Written instruction - Extract every line that contains the string "Recognize".

Extracted material -
┄┄┄┄┄┄┄┄┄┄┄┄┄┄┄┄┄┄┄┄

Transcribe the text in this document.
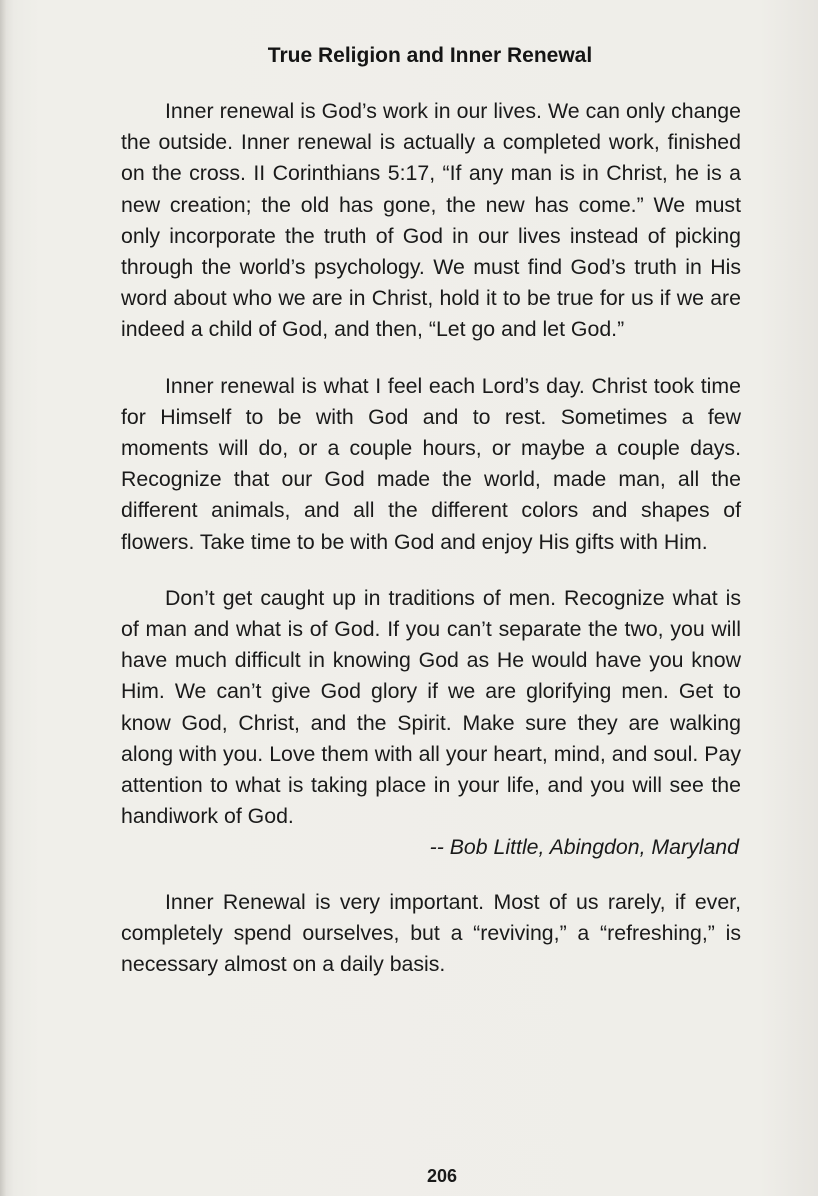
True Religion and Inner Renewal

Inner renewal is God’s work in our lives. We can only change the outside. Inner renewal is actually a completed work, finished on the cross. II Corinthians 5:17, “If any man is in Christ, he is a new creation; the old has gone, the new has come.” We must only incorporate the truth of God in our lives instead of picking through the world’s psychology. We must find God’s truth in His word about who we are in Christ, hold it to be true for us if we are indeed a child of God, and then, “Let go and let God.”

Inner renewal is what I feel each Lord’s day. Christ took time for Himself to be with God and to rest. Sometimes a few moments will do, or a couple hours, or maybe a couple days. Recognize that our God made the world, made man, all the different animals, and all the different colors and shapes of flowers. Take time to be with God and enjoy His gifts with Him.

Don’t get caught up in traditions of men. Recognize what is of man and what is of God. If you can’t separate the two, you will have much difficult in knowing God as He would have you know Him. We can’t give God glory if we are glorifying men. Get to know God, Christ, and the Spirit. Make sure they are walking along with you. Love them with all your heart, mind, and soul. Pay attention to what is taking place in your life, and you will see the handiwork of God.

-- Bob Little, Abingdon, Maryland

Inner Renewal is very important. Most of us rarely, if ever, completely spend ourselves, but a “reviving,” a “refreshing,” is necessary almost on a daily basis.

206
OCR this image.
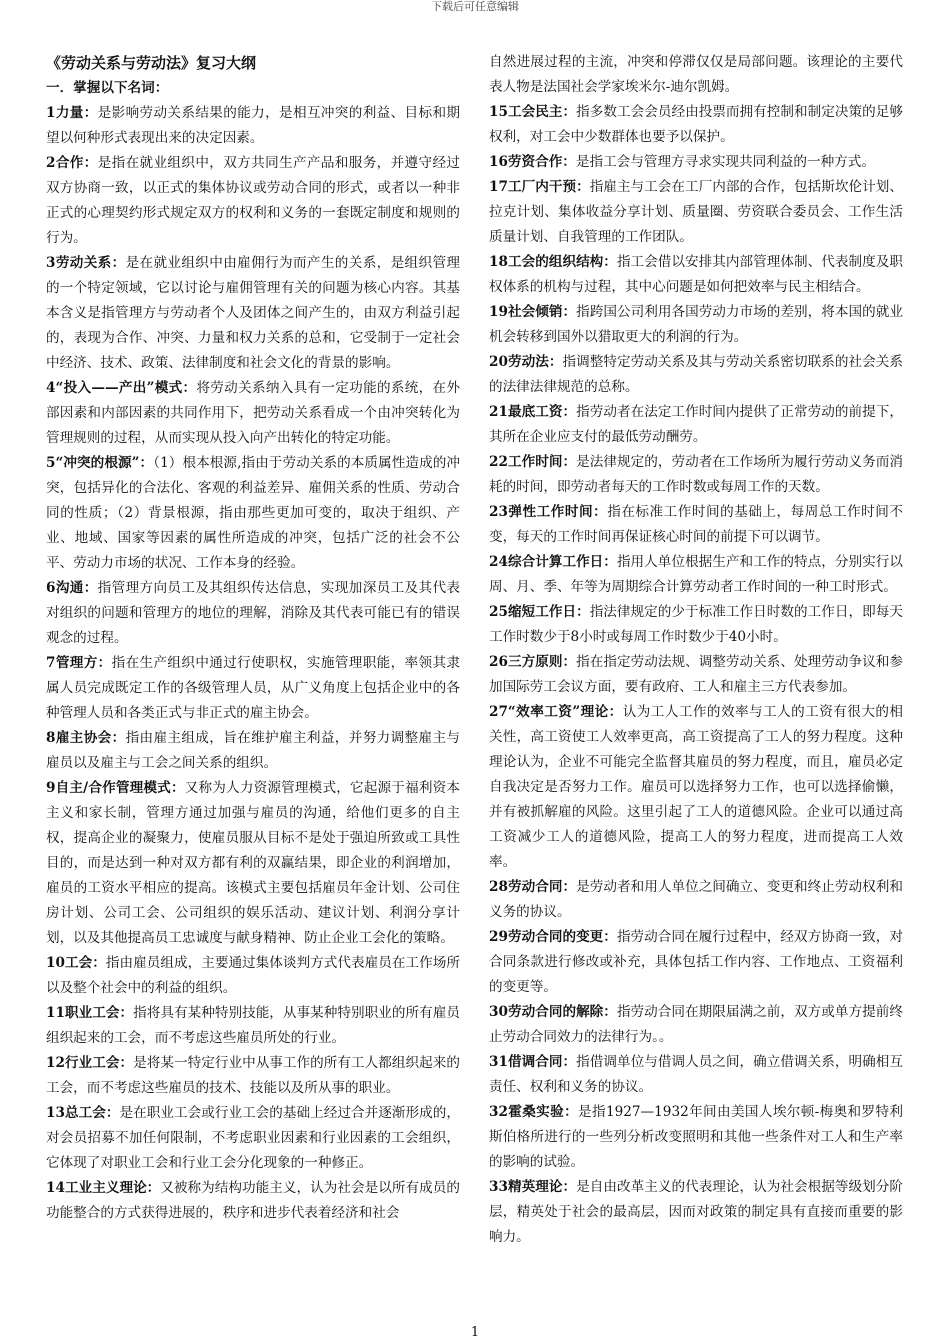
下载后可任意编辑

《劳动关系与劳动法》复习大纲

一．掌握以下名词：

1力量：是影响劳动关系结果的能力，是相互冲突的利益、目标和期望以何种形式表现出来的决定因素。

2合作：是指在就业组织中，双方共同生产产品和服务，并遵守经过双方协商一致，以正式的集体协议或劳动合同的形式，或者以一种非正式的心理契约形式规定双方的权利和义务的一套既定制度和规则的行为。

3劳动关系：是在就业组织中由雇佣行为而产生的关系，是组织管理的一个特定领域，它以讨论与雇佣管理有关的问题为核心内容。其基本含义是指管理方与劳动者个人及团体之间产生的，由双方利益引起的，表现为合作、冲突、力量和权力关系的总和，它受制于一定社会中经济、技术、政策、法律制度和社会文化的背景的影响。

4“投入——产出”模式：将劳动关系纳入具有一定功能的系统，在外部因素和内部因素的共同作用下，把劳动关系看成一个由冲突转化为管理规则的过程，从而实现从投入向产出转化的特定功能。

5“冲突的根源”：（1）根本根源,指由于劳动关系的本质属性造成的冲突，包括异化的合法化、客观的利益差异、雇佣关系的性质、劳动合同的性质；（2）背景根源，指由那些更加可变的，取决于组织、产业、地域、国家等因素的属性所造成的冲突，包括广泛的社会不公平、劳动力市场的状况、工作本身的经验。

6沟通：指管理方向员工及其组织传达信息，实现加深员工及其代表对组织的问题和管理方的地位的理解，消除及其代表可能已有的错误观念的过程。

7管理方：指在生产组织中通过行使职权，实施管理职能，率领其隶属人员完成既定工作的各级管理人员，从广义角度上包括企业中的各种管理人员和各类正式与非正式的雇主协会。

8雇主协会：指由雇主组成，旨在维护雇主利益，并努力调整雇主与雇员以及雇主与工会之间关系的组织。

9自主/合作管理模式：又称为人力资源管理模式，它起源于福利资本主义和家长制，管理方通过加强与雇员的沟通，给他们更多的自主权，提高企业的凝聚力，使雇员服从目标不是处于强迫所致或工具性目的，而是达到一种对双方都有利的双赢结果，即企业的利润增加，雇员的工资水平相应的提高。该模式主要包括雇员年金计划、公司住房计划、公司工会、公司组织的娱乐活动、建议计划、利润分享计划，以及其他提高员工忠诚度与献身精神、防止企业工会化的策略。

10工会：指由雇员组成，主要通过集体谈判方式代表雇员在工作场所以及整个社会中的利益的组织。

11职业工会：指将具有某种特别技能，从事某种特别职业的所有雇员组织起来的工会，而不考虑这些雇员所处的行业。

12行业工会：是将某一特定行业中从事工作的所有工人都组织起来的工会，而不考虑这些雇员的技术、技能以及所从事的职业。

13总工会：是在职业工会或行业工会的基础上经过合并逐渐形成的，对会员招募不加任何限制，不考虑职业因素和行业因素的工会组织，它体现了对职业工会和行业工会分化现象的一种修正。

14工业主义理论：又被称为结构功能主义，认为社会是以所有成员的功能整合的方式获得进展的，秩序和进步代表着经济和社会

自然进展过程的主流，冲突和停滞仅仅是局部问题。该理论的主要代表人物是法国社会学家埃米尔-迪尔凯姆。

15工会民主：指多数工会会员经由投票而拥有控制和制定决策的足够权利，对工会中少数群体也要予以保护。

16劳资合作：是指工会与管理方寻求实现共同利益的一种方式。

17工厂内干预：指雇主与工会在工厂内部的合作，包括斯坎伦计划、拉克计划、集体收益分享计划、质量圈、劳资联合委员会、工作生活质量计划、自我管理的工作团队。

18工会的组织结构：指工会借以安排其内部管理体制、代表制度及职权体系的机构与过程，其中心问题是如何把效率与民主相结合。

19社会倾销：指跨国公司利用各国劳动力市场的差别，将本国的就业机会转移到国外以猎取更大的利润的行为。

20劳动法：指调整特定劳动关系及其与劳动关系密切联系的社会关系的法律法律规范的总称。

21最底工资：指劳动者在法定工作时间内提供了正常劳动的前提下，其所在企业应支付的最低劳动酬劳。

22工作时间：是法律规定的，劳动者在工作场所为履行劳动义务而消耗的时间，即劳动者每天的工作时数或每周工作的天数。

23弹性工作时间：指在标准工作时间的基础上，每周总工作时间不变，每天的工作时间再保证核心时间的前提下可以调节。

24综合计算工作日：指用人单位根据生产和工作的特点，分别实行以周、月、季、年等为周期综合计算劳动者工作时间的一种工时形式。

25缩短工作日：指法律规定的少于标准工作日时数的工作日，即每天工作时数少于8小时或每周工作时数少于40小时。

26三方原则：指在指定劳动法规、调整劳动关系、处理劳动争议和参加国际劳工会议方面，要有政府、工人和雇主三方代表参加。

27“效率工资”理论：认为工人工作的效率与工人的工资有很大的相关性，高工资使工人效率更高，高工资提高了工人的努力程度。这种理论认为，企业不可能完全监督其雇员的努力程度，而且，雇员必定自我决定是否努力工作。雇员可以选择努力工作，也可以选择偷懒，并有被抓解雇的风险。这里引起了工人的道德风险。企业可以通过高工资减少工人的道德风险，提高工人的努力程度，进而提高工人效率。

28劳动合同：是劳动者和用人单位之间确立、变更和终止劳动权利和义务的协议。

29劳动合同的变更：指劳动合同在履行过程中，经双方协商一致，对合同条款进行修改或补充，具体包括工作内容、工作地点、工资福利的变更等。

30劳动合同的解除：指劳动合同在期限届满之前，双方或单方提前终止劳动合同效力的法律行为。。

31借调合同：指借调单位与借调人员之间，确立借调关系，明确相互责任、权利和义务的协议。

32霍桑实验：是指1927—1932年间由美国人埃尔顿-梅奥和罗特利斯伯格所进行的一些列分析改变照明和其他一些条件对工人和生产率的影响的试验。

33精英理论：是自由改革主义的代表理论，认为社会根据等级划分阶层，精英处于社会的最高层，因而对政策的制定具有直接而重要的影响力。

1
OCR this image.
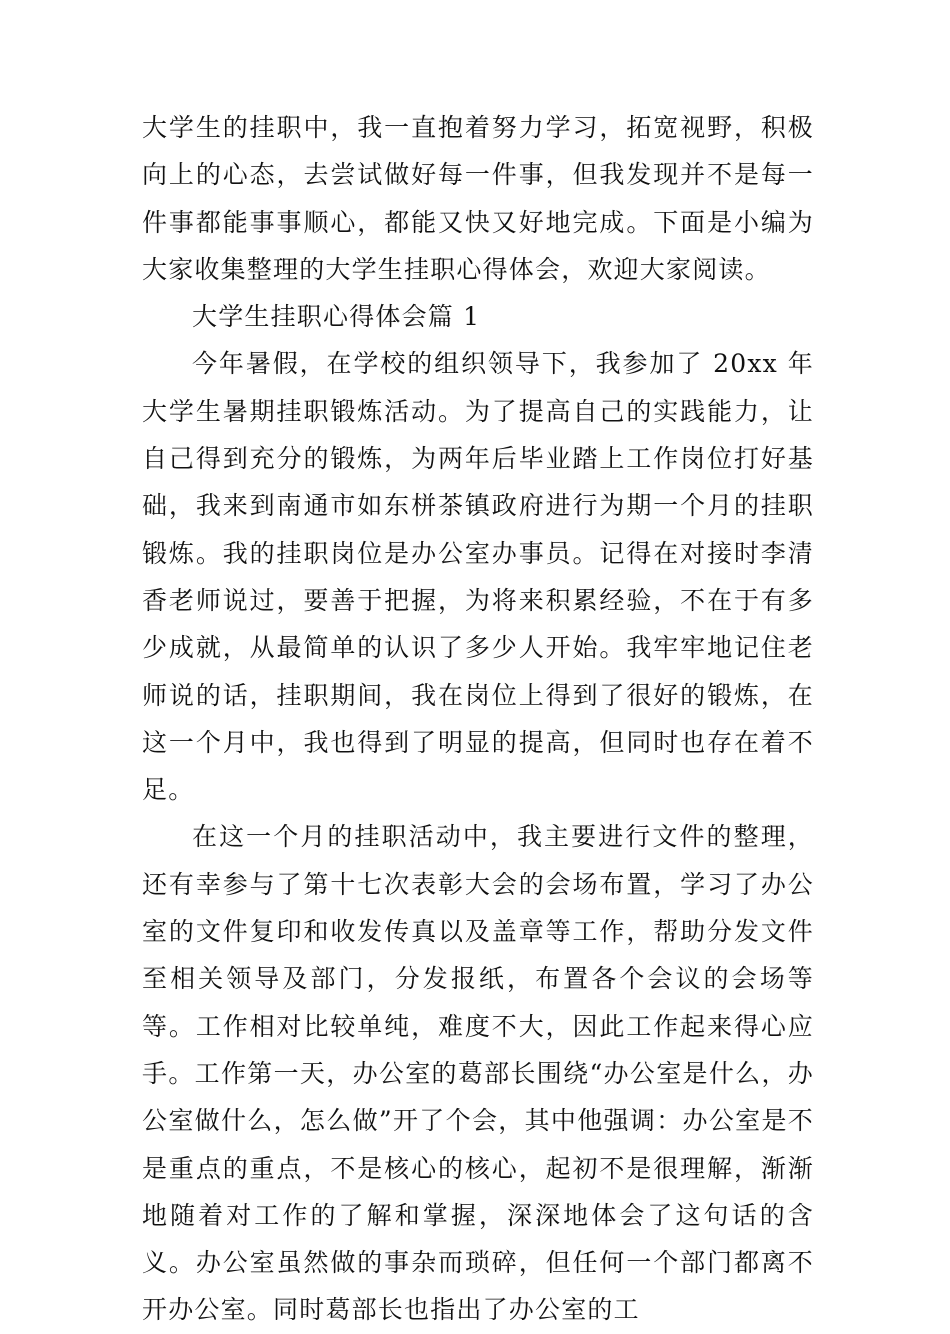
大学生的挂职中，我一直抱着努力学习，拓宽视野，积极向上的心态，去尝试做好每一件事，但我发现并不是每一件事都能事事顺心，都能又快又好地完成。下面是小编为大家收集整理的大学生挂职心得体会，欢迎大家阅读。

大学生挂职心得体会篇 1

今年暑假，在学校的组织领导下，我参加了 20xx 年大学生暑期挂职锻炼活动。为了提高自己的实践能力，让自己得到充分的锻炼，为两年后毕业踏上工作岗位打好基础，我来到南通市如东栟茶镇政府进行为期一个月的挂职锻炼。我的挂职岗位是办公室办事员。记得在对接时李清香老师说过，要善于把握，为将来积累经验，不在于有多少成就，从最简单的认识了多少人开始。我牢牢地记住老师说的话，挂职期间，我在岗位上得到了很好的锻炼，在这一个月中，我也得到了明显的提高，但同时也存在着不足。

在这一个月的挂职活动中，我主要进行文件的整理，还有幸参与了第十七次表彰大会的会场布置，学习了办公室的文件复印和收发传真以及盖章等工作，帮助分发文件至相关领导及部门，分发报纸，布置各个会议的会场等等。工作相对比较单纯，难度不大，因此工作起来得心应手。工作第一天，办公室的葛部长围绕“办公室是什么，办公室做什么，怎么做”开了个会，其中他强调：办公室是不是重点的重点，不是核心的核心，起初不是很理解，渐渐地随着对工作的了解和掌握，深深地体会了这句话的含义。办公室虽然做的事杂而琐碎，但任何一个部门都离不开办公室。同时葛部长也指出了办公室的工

┄┄┄┄┄┄┄┄┄┄┄┄┄┄┄┄┄┄┄┄

Solved problem -
Inner renewal is what I feel each Lord’s day. Christ took time for Himself to be with God and to rest. Sometimes a few moments will do, or a couple hours, or maybe a couple days. Recognize that our God made the world, made man, all the different animals, and all the different colors and shapes of flowers. Take time to be with God and enjoy His gifts with Him.
Don’t get caught up in traditions of men. Recognize what is of man and what is of God. If you can’t separate the two, you will have much difficult in knowing God as He would have you know Him. We can’t give God glory if we are glorifying men. Get to know God, Christ, and the Spirit. Make sure they are walking along with you. Love them with all your heart, mind, and soul. Pay attention to what is taking place in your life, and you will see the handiwork of God.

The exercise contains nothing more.